## Texto de partida
◇ ◇ ◇

Me
resulta difícil reflejar con solo palabras la memoria de una vida, y mucho más,
pretender hacerlo con acierto, y es que, alcanzo a comprender que una vida es
algo tan inmenso, que a mi modo de ver trasciende al lenguaje, al papel, y mucho
más a los recursos literarios del que escribe. Por eso, papá, intentaré
recorrer contigo, si acaso algunas de nuestras vivencias en el ánimo de permanecer
fiel a tu memoria sin ser traicionado por los filtros velados de las emociones ─las
de entonces y las de ahora─ y por eso que llamamos recuerdos.
Recuerdo
el tren de hojalata pintada, aquel que se tambaleaba girando en círculos
infinitos mientras decaía su marcha al compás de la cuerda, la misma que nos
traicionó aquella tarde fría en la que se rompió el muelle espiral, dejándonos
con los ojos abiertos y descorazonados ante la tozudez del convoy pues, desde
entonces, se negó en “redondo” a circular por los frágiles hilos de metal,
dispuestos sobre la mesa revestida con sayuela bordada para cubrir el brasero de
picón perfumado, donde me entretenía repintando el blanco y negro de aquellas fotos
parisinas de la revista El Perpetuo
Socorro tan releída por mamá.

◇ ◇ ◇

## Datos de entrada

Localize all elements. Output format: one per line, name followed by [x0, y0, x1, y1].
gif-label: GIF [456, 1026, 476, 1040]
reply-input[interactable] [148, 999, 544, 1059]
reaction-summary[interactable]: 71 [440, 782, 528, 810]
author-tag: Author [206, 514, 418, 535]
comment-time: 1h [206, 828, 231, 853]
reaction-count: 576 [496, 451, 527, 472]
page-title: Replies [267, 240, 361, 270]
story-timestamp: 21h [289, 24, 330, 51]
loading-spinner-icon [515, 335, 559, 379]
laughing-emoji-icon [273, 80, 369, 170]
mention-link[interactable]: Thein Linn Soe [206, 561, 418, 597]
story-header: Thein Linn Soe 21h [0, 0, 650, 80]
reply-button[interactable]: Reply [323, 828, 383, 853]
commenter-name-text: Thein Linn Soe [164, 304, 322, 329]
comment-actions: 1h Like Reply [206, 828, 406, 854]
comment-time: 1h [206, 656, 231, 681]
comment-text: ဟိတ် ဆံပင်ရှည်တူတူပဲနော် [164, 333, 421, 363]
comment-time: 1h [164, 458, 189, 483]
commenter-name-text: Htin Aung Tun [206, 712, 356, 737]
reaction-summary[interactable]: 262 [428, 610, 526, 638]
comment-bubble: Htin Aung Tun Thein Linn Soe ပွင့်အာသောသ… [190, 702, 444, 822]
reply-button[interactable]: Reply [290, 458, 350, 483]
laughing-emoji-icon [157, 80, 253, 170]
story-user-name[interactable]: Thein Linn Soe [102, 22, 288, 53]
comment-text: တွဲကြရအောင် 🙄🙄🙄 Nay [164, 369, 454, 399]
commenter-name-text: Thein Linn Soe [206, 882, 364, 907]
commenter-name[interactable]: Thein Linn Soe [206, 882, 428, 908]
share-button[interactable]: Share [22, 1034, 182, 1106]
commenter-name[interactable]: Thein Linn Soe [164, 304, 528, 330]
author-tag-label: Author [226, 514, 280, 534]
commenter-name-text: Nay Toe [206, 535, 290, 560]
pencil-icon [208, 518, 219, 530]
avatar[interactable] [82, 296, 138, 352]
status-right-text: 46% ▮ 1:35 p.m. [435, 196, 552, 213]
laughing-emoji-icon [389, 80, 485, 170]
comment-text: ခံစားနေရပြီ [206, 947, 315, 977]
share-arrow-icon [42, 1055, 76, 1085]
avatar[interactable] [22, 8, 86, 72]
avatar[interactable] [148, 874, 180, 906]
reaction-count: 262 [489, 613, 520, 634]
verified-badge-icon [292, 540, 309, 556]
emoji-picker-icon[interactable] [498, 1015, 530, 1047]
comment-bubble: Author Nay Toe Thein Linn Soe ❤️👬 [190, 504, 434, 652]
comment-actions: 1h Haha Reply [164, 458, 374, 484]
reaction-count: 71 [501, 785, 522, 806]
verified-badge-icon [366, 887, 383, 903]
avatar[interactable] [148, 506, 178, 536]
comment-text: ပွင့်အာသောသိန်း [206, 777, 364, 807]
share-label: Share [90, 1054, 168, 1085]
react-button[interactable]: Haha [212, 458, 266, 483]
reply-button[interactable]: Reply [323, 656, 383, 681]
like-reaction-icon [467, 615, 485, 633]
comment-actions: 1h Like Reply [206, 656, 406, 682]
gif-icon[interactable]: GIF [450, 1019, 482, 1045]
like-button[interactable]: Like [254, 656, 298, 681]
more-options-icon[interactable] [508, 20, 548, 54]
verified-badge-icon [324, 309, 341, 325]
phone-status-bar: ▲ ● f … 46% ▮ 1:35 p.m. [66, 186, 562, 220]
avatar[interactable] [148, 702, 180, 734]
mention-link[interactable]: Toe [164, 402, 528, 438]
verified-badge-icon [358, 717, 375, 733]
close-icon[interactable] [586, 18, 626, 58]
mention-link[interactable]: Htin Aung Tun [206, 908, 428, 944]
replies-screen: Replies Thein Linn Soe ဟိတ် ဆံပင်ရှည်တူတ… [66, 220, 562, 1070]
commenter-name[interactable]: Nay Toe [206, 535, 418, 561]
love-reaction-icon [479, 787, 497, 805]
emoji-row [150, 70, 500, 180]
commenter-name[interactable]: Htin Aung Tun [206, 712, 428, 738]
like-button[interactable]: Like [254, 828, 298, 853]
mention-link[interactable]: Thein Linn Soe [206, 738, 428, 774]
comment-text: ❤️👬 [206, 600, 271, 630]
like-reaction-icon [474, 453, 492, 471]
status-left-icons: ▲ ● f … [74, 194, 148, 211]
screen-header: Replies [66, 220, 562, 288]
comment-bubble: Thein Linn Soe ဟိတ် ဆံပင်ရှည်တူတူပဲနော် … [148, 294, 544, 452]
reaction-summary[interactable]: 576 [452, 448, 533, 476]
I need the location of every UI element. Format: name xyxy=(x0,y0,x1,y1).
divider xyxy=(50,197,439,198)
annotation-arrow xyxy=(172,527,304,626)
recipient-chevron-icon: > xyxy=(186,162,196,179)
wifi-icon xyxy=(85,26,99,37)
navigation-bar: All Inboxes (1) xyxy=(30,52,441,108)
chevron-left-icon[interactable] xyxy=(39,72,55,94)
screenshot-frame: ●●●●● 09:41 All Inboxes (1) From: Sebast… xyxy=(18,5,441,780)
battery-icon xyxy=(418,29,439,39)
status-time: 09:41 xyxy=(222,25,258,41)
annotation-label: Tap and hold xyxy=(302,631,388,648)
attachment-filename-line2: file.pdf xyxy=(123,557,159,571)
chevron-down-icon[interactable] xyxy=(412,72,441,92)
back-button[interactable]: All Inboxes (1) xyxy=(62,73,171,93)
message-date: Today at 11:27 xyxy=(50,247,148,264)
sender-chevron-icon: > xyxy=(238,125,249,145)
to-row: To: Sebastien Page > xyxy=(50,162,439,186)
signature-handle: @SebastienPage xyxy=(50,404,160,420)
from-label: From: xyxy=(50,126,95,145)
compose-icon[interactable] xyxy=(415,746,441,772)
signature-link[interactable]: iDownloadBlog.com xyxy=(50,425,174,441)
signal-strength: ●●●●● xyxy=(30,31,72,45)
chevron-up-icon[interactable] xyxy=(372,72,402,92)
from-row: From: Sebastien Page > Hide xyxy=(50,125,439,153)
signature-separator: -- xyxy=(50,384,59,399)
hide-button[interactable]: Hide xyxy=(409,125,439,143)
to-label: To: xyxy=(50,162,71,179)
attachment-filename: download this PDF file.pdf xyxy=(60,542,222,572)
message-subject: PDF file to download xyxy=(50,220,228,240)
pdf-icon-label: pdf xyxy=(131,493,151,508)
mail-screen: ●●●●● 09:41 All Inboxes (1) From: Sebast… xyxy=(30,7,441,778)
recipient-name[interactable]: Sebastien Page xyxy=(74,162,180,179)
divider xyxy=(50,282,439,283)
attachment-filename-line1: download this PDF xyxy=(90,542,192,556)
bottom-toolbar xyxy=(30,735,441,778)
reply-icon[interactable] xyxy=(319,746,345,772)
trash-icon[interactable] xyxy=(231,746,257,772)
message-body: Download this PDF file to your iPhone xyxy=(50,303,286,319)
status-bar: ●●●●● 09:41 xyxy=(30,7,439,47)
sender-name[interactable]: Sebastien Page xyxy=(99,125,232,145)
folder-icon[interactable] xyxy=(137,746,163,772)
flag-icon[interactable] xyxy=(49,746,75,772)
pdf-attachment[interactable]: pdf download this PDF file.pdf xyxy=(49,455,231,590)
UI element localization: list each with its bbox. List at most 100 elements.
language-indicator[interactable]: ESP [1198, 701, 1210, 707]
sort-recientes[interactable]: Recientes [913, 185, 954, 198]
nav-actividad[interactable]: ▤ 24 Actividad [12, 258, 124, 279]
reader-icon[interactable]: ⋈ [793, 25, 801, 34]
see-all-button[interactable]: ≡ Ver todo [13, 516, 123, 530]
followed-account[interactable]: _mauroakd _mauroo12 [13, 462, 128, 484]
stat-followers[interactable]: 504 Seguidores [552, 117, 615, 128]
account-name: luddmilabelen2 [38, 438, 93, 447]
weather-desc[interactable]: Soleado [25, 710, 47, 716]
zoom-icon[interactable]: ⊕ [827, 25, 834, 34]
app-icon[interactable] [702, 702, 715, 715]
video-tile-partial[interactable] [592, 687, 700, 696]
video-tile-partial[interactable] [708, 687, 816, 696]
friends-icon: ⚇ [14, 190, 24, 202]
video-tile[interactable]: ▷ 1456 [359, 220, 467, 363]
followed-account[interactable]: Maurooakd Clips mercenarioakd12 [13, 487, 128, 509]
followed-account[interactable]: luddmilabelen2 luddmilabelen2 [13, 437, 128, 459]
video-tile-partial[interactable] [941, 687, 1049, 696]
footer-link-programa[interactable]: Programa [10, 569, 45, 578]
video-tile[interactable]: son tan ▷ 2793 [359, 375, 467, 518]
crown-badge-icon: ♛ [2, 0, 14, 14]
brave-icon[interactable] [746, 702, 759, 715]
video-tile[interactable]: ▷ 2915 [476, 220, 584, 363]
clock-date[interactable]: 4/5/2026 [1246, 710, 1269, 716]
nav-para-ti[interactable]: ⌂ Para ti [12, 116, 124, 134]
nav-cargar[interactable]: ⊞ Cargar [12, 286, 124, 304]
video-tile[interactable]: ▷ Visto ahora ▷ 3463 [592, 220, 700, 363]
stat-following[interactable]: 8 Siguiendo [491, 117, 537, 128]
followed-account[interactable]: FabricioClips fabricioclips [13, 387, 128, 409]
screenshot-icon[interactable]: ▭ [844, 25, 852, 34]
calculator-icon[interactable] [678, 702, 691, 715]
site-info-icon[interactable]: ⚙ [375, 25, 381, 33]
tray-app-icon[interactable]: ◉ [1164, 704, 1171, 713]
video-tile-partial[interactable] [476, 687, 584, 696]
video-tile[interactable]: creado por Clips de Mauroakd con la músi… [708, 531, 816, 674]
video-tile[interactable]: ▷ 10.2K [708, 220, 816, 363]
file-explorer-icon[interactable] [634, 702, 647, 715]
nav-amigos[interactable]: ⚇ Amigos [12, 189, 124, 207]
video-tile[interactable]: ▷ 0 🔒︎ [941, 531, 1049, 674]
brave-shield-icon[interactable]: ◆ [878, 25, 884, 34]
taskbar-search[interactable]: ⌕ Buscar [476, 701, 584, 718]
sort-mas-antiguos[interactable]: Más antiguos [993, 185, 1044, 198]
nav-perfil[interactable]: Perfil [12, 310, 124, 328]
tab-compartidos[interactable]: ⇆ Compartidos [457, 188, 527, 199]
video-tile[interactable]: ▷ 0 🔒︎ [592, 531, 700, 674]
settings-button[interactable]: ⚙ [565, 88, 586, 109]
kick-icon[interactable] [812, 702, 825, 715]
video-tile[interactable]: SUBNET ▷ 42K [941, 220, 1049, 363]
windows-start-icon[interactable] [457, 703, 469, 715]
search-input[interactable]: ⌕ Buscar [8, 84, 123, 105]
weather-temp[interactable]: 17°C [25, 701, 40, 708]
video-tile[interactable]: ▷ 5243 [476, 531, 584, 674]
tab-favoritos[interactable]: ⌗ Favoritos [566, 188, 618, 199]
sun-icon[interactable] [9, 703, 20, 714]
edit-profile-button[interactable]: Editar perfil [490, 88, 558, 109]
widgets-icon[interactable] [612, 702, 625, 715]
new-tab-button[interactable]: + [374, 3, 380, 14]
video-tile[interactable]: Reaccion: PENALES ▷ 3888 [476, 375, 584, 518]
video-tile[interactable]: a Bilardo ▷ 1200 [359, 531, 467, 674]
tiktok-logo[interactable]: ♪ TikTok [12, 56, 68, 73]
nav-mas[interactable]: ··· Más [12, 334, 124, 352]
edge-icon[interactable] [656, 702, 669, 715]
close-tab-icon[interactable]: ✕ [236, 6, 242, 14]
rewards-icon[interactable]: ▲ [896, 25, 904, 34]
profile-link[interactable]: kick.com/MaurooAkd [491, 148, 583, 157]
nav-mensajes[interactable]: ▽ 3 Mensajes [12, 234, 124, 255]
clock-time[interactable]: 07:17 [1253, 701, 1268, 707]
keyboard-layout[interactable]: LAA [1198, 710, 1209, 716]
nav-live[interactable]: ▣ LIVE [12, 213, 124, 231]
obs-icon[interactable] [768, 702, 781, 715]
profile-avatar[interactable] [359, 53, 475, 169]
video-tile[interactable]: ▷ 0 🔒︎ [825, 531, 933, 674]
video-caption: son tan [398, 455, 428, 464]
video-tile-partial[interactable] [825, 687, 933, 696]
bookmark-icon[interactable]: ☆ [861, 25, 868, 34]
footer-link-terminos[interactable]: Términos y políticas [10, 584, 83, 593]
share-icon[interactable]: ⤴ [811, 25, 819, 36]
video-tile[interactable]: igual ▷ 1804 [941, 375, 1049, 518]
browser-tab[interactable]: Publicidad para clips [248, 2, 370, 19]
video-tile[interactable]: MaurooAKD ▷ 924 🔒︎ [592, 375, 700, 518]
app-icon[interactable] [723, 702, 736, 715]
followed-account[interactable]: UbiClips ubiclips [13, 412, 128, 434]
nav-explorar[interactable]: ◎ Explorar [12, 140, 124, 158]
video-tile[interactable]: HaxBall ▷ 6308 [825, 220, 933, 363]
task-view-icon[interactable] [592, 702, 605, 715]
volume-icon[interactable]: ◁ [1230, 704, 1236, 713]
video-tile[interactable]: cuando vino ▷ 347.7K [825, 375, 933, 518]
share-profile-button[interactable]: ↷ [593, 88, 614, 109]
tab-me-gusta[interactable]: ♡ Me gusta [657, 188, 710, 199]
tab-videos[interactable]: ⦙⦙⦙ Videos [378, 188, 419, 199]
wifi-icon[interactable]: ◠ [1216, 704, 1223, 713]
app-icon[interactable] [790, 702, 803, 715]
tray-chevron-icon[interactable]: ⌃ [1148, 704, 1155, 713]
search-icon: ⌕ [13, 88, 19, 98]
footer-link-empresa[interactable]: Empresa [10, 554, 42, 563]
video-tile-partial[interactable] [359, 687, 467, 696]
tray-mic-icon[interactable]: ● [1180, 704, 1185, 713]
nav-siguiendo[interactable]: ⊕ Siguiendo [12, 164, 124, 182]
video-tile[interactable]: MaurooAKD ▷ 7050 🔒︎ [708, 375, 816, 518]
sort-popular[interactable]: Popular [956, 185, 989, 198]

◇ ◇ ◇

## Tarea a realizar
Retoma el texto de recuerdos dirigido al padre y continúalo a partir de su última frase.

## Resultado esperado
Eran
inviernos feroces de brasero y pasamontañas a la vuelta de la escuela, caja de
polvorones de Rute y botella de coñac jerezano sobre la mesa traídas por ti desde
la casa de la abuela. Noches de Radio Córdoba con canciones dedicadas y, noches
en las que entonces no alcanzaba a comprender vuestro tapado trajín, el más bello
y romántico que, como en un vals, bailabais cada noche en la cocina junto al
infernillo de petróleo entre montañas de patatas fritas, bacalao seco, chorizos
curados, huevos sacados del corral y cautelas de soslayo: a ver si nos mira el
niño, mientras en la salita, el que escribe fantaseaba al borde del
aburrimiento con un tropel de “indios” de plástico de colores vivos que, a base
de pesetas hurtadas a la compra, mamá lograba amontonarme un día sí y casi otro
también.
¿Te
acuerdas de la DKV? ¿Cómo no ibas a acordarte? La furgoneta verde y misteriosa
que al volver de Cañetede las Torres después realizar el reparto de naranjas o
de tomates, cómplice junto a ti, sabía cómo ahorrar gasolina emprendiendo las cuestas
abajo sin motor antes de llegar a la gigantesca báscula y la vieja romana que
presidian la puerta del almacén junto a la plaza de abastos, entre aquellas
montañas de papeles y la enorme pila de guías telefónicas con el nombre de
todas las provincias junto al negro y vetusto teléfono de pared.
Y
aquellas primaveras: floridas, pletóricas, cálidas y colmadas de esperanza como
el nombre de mamá, con sus tardes fragantes en las que acudíamos a la
ineludible cita con la ermita de Alharilla días antes de la romería en las que,
apoyado en tus brazos, imaginaba conducir a la Isabelita, la moto legendaria de grave roncar que nos acogía a los
tres sobre su lomo de negro y plata, cabalgando como orgulloso corcel sobre la
estela polvorienta del camino hasta la aldea.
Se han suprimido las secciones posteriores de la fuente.